WHAT TO PRODUCE
Present every line of the material below as a numbered list, omitting blank lines and excluding the pictures.

++++++

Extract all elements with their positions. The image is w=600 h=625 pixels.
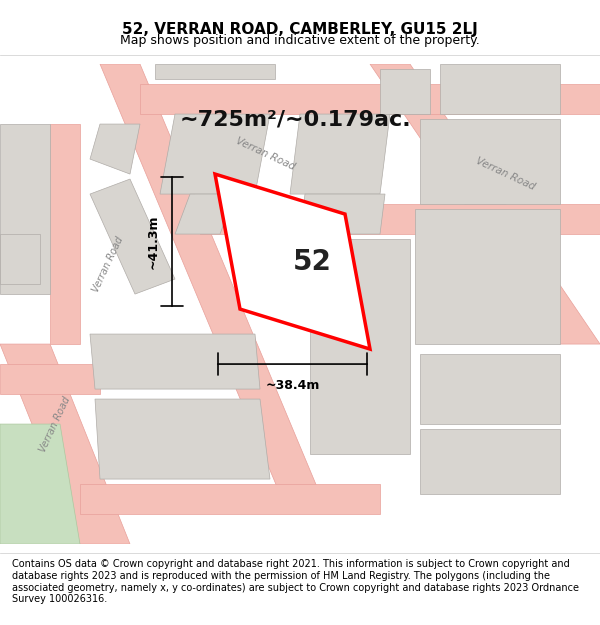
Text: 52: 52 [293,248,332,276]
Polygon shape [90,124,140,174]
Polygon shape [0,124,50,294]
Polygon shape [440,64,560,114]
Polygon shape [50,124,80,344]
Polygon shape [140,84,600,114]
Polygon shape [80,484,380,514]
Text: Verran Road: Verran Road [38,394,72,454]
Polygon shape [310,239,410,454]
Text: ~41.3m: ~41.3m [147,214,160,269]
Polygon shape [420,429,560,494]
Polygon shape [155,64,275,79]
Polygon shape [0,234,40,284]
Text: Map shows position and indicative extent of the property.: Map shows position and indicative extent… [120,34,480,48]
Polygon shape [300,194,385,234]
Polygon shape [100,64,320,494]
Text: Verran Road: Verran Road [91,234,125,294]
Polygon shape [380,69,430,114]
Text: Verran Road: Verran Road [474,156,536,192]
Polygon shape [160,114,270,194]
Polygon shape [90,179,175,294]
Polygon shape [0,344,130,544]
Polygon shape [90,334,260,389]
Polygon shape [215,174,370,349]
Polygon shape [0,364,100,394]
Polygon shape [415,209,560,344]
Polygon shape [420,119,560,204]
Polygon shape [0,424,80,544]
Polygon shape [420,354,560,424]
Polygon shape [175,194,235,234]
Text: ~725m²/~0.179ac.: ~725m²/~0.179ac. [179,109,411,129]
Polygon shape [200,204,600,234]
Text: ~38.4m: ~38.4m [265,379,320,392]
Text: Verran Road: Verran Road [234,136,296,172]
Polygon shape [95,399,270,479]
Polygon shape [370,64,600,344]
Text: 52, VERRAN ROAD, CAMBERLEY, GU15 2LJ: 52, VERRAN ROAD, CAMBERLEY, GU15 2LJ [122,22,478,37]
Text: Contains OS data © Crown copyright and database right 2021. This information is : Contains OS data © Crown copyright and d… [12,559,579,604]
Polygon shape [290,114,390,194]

++++++

TASK SOLUTION
1. Extract all elements with their positions. The image is w=600 h=625 pixels.
2. Text: 52: 52 [293,248,332,276]
3. Polygon shape [90,124,140,174]
4. Polygon shape [0,124,50,294]
5. Polygon shape [440,64,560,114]
6. Polygon shape [50,124,80,344]
7. Polygon shape [140,84,600,114]
8. Polygon shape [80,484,380,514]
9. Text: Verran Road: Verran Road [38,394,72,454]
10. Polygon shape [310,239,410,454]
11. Text: ~41.3m: ~41.3m [147,214,160,269]
12. Polygon shape [420,429,560,494]
13. Polygon shape [155,64,275,79]
14. Polygon shape [0,234,40,284]
15. Text: Map shows position and indicative extent of the property.: Map shows position and indicative extent… [120,34,480,48]
16. Polygon shape [300,194,385,234]
17. Polygon shape [100,64,320,494]
18. Text: Verran Road: Verran Road [91,234,125,294]
19. Polygon shape [380,69,430,114]
20. Text: Verran Road: Verran Road [474,156,536,192]
21. Polygon shape [160,114,270,194]
22. Polygon shape [90,179,175,294]
23. Polygon shape [0,344,130,544]
24. Polygon shape [90,334,260,389]
25. Polygon shape [215,174,370,349]
26. Polygon shape [0,364,100,394]
27. Polygon shape [415,209,560,344]
28. Polygon shape [420,119,560,204]
29. Polygon shape [0,424,80,544]
30. Polygon shape [420,354,560,424]
31. Polygon shape [175,194,235,234]
32. Text: ~725m²/~0.179ac.: ~725m²/~0.179ac. [179,109,411,129]
33. Polygon shape [200,204,600,234]
34. Text: ~38.4m: ~38.4m [265,379,320,392]
35. Text: Verran Road: Verran Road [234,136,296,172]
36. Polygon shape [95,399,270,479]
37. Polygon shape [370,64,600,344]
38. Text: 52, VERRAN ROAD, CAMBERLEY, GU15 2LJ: 52, VERRAN ROAD, CAMBERLEY, GU15 2LJ [122,22,478,37]
39. Text: Contains OS data © Crown copyright and database right 2021. This information is : Contains OS data © Crown copyright and d… [12,559,579,604]
40. Polygon shape [290,114,390,194]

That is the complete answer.